**CONSIGNE**
Selon le texte sur l'économie de la Gaspésie, quelle proportion des postes à remplacer entre 2015 et 2019 les départs à la retraite représenteront-ils ?

**TEXTE PRÉSENTÉ**
• • • •

La croissance économique de la Gaspésie restera moins rapide qu’au Québec

(Un texte de Jean-Philippe Thibault) Desjardins a récemment déposé son étude économique annuelle à propos de la Gaspésie et des Îles-de-la-Madeleine.

Dans son analyse, l’institution financière note que la croissance économique est en décélération depuis le début de l’année 2017 et que cette croissance restera moins rapide en 2018 dans la région que dans l’ensemble du Québec. En moyenne, en 2017 et 2018, la croissance économique devrait atteindre en moyenne 2,3 % contre 3,2 % à l’échelle de la province.

Desjardins explique que les perspectives modestes pour 2018 s’expliquent en grande partie par la fin de la construction de la cimenterie de Port-Daniel et des projets éoliens, qui ont généré dans leur sillage plus de 2 milliards de dollars d’investissements et des centaines d’emplois au cours des dernières années. « À la suite de l’achèvement de tels projets d’envergure, il est normal de voir les différents indicateurs économiques revenir à des niveaux plus soutenables », note l’institution dans son étude.

Démographie, habitation, investissements et retraites

Selon les prévisions, basées notamment sur les chiffres de l’Institut de la statistique du Québec, la décroissance de la population devrait se faire sentir au moins jusqu’en 2021 en Gaspésie, mais à un rythme moins élevé que par le passé grâce à la migration.

Dans le marché de l’habitation, la croissance du prix de vente moyen est soutenue depuis janvier 2017 (+8,7 % de janvier à septembre contre +4,3 % au Québec). La région est ainsi en voie d’enregistrer sa plus forte hausse du prix de vente moyen depuis 2008. Une progression plus modeste est cependant prévue pour 2018.

Les investissements publics et privés devraient quant à eux être de l’ordre de 355,7 M$ en 2017 et une légère hausse est prévue pour 2018. Enfin, le recrutement de la main-d’œuvre sera un enjeu à surveiller, notamment pour combler les nombreuses retraites d’une population vieillissante. Les départs à la retraite représenteront d’ailleurs 91,3 % des postes à remplacer entre 2015 et 2019.

• • • •

**SECTION DES DONNÉES**
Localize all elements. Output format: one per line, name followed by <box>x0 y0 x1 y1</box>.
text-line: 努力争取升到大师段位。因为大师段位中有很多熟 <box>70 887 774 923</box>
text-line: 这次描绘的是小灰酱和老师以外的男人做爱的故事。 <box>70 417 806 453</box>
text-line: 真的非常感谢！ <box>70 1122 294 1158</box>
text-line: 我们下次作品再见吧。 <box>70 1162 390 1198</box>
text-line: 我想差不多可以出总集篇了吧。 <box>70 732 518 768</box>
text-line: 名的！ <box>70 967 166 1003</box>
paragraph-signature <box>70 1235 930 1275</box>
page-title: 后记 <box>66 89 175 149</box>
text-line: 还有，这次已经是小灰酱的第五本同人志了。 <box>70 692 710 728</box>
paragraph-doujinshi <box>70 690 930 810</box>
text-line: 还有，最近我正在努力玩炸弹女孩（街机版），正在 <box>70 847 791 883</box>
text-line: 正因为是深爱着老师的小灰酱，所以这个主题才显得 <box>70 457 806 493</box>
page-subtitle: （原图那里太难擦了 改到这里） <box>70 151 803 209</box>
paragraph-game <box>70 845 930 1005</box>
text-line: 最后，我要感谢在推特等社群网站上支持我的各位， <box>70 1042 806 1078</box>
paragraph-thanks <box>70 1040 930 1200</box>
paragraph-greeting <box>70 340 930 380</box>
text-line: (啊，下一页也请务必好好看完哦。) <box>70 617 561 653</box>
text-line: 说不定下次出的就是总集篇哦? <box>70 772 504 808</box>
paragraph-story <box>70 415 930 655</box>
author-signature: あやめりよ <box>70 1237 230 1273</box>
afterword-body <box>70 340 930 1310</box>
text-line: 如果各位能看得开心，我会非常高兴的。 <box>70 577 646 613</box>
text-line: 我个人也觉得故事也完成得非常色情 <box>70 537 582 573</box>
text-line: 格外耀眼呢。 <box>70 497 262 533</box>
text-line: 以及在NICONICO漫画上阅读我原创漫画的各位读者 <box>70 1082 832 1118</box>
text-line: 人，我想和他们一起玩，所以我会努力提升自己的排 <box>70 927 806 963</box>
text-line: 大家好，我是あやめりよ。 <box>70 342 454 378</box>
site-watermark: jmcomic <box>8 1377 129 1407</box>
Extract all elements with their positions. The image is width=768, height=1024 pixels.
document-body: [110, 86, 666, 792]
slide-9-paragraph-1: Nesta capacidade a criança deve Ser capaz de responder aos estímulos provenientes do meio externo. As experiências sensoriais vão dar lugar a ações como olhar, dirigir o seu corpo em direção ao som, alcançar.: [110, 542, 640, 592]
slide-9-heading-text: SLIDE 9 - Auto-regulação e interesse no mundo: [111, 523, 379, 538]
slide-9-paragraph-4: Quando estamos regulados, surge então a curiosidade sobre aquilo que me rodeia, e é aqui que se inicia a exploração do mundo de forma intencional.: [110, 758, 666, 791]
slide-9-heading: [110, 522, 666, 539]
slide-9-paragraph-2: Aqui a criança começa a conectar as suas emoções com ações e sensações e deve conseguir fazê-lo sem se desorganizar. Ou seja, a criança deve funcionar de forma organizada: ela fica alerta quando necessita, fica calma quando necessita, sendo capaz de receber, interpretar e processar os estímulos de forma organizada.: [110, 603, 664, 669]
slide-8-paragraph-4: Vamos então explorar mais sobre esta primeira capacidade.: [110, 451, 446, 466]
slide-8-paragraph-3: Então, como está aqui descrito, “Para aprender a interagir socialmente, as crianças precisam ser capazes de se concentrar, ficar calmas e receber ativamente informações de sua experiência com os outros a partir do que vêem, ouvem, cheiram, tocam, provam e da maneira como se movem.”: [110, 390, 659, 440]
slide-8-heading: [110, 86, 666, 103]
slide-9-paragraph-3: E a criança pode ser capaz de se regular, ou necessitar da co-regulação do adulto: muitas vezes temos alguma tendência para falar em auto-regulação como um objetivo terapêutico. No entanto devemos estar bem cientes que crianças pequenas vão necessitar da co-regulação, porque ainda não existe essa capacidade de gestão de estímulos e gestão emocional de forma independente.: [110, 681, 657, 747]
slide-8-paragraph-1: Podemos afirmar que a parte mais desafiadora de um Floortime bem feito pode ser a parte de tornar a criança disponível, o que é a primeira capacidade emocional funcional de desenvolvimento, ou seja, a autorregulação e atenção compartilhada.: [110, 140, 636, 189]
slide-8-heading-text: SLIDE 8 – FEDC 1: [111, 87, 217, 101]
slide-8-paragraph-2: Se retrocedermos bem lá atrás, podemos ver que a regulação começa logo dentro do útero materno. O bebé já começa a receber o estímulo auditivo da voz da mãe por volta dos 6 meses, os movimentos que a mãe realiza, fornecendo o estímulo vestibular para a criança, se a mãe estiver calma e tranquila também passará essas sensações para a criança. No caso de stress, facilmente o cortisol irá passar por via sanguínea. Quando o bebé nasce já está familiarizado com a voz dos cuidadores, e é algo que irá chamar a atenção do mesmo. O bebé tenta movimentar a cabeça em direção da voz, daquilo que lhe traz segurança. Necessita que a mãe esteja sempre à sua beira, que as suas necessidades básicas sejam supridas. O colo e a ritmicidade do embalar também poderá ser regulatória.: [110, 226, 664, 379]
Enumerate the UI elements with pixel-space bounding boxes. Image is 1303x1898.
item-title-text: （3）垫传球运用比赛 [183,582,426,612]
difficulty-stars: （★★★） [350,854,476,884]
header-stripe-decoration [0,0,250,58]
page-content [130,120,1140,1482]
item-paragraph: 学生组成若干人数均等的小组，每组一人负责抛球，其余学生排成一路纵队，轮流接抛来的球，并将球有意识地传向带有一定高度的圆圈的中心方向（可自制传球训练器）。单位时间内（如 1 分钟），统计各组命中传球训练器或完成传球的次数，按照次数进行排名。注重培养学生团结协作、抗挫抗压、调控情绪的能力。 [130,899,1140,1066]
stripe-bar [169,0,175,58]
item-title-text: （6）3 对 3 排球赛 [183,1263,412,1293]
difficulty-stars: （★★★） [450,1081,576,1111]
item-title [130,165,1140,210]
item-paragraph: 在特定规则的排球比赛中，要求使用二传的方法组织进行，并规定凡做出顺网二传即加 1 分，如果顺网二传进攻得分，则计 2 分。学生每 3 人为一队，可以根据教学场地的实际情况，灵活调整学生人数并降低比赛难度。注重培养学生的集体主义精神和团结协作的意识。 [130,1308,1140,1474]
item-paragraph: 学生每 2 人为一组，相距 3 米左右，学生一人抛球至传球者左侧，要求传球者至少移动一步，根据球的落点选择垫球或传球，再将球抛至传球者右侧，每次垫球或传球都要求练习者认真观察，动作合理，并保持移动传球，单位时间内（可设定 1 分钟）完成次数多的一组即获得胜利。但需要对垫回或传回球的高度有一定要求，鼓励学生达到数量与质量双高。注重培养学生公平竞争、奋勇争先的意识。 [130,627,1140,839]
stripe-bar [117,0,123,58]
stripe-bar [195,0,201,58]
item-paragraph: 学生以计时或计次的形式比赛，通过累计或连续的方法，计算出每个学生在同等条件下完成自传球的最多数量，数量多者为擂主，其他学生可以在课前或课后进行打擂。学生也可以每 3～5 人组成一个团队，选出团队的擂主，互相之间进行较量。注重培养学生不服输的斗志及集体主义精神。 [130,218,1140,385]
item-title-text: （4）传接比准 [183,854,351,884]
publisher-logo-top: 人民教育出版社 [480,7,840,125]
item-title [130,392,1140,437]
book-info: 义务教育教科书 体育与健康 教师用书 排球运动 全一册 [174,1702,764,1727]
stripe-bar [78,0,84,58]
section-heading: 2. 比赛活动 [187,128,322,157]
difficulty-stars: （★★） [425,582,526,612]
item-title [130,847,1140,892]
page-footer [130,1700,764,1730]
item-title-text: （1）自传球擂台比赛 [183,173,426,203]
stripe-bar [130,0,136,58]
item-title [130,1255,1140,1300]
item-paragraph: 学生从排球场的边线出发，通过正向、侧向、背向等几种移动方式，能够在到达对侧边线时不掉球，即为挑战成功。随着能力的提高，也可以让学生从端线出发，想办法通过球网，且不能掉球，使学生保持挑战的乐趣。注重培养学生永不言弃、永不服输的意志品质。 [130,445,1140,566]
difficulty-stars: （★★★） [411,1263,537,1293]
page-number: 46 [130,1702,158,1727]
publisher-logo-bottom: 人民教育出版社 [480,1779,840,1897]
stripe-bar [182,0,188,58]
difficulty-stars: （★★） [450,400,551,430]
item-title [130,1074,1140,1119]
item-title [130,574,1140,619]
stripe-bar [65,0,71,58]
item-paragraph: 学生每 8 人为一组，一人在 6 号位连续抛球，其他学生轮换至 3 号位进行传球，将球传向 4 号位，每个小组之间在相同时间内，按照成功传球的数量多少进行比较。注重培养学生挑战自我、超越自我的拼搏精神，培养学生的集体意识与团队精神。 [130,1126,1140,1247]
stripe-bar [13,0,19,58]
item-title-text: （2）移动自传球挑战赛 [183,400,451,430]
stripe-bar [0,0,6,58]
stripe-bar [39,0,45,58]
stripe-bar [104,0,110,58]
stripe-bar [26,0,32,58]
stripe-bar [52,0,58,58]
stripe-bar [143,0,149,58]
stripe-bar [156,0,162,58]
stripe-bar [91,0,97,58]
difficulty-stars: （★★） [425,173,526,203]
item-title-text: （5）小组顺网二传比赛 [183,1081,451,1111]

• • • •

**RÉPONSE CI-DESSOUS**
Les départs à la retraite représenteront 91,3 % des postes à remplacer entre 2015 et 2019.